# Records to use start

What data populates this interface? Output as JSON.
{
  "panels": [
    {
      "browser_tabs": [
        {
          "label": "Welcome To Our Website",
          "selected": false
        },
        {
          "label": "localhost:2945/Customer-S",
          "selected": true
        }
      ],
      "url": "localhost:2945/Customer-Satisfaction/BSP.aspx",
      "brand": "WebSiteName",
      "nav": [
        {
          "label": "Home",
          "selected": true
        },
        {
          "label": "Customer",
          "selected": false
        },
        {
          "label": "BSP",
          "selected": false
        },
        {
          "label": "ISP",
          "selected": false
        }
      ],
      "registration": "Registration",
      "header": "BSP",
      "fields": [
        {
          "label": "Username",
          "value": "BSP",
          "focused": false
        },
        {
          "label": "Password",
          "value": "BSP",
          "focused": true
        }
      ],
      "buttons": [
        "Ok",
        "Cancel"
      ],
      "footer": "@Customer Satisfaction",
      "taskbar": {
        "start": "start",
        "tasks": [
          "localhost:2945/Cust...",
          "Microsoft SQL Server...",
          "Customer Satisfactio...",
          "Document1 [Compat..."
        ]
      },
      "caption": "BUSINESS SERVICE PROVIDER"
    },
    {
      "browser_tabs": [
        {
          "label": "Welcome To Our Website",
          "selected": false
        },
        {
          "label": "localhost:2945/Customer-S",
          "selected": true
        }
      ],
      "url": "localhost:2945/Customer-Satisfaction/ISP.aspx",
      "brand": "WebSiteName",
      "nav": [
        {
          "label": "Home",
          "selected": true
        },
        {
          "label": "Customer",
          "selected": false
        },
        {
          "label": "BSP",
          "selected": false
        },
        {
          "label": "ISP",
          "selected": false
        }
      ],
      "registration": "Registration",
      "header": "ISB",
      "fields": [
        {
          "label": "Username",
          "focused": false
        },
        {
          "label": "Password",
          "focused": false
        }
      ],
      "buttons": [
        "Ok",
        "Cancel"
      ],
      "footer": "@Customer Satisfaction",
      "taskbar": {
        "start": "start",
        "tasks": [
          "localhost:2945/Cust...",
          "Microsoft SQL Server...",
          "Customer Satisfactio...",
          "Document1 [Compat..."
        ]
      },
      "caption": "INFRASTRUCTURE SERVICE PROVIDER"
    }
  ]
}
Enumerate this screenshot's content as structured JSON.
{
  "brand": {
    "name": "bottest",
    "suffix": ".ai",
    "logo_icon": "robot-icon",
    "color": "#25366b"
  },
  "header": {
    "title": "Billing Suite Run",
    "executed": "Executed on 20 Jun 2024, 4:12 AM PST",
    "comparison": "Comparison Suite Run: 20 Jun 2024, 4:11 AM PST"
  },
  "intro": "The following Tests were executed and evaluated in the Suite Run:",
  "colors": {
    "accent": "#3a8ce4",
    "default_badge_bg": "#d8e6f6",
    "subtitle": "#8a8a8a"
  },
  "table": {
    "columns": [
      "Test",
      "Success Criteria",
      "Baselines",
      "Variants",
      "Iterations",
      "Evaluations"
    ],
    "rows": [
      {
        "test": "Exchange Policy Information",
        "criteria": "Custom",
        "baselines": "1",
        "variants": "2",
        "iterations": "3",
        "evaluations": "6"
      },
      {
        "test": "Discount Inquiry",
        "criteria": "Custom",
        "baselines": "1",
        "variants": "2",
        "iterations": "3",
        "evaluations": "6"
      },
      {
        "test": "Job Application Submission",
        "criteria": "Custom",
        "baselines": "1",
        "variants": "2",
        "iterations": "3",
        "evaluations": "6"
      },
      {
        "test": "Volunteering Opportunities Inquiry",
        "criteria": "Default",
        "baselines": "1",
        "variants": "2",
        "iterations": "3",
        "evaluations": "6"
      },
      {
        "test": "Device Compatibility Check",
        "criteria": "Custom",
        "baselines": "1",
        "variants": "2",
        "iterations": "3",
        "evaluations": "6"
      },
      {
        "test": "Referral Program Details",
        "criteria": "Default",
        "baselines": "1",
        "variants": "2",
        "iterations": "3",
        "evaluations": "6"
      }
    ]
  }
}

# Records to use end

* _Your goal_: Write out the material from the first line to the last, exactly.

* _Problem solution_:
What data populates this interface? Output as JSON.
{
  "panels": [
    {
      "browser_tabs": [
        {
          "label": "Welcome To Our Website",
          "selected": false
        },
        {
          "label": "localhost:2945/Customer-S",
          "selected": true
        }
      ],
      "url": "localhost:2945/Customer-Satisfaction/BSP.aspx",
      "brand": "WebSiteName",
      "nav": [
        {
          "label": "Home",
          "selected": true
        },
        {
          "label": "Customer",
          "selected": false
        },
        {
          "label": "BSP",
          "selected": false
        },
        {
          "label": "ISP",
          "selected": false
        }
      ],
      "registration": "Registration",
      "header": "BSP",
      "fields": [
        {
          "label": "Username",
          "value": "BSP",
          "focused": false
        },
        {
          "label": "Password",
          "value": "BSP",
          "focused": true
        }
      ],
      "buttons": [
        "Ok",
        "Cancel"
      ],
      "footer": "@Customer Satisfaction",
      "taskbar": {
        "start": "start",
        "tasks": [
          "localhost:2945/Cust...",
          "Microsoft SQL Server...",
          "Customer Satisfactio...",
          "Document1 [Compat..."
        ]
      },
      "caption": "BUSINESS SERVICE PROVIDER"
    },
    {
      "browser_tabs": [
        {
          "label": "Welcome To Our Website",
          "selected": false
        },
        {
          "label": "localhost:2945/Customer-S",
          "selected": true
        }
      ],
      "url": "localhost:2945/Customer-Satisfaction/ISP.aspx",
      "brand": "WebSiteName",
      "nav": [
        {
          "label": "Home",
          "selected": true
        },
        {
          "label": "Customer",
          "selected": false
        },
        {
          "label": "BSP",
          "selected": false
        },
        {
          "label": "ISP",
          "selected": false
        }
      ],
      "registration": "Registration",
      "header": "ISB",
      "fields": [
        {
          "label": "Username",
          "focused": false
        },
        {
          "label": "Password",
          "focused": false
        }
      ],
      "buttons": [
        "Ok",
        "Cancel"
      ],
      "footer": "@Customer Satisfaction",
      "taskbar": {
        "start": "start",
        "tasks": [
          "localhost:2945/Cust...",
          "Microsoft SQL Server...",
          "Customer Satisfactio...",
          "Document1 [Compat..."
        ]
      },
      "caption": "INFRASTRUCTURE SERVICE PROVIDER"
    }
  ]
}
Enumerate this screenshot's content as structured JSON.
{
  "brand": {
    "name": "bottest",
    "suffix": ".ai",
    "logo_icon": "robot-icon",
    "color": "#25366b"
  },
  "header": {
    "title": "Billing Suite Run",
    "executed": "Executed on 20 Jun 2024, 4:12 AM PST",
    "comparison": "Comparison Suite Run: 20 Jun 2024, 4:11 AM PST"
  },
  "intro": "The following Tests were executed and evaluated in the Suite Run:",
  "colors": {
    "accent": "#3a8ce4",
    "default_badge_bg": "#d8e6f6",
    "subtitle": "#8a8a8a"
  },
  "table": {
    "columns": [
      "Test",
      "Success Criteria",
      "Baselines",
      "Variants",
      "Iterations",
      "Evaluations"
    ],
    "rows": [
      {
        "test": "Exchange Policy Information",
        "criteria": "Custom",
        "baselines": "1",
        "variants": "2",
        "iterations": "3",
        "evaluations": "6"
      },
      {
        "test": "Discount Inquiry",
        "criteria": "Custom",
        "baselines": "1",
        "variants": "2",
        "iterations": "3",
        "evaluations": "6"
      },
      {
        "test": "Job Application Submission",
        "criteria": "Custom",
        "baselines": "1",
        "variants": "2",
        "iterations": "3",
        "evaluations": "6"
      },
      {
        "test": "Volunteering Opportunities Inquiry",
        "criteria": "Default",
        "baselines": "1",
        "variants": "2",
        "iterations": "3",
        "evaluations": "6"
      },
      {
        "test": "Device Compatibility Check",
        "criteria": "Custom",
        "baselines": "1",
        "variants": "2",
        "iterations": "3",
        "evaluations": "6"
      },
      {
        "test": "Referral Program Details",
        "criteria": "Default",
        "baselines": "1",
        "variants": "2",
        "iterations": "3",
        "evaluations": "6"
      }
    ]
  }
}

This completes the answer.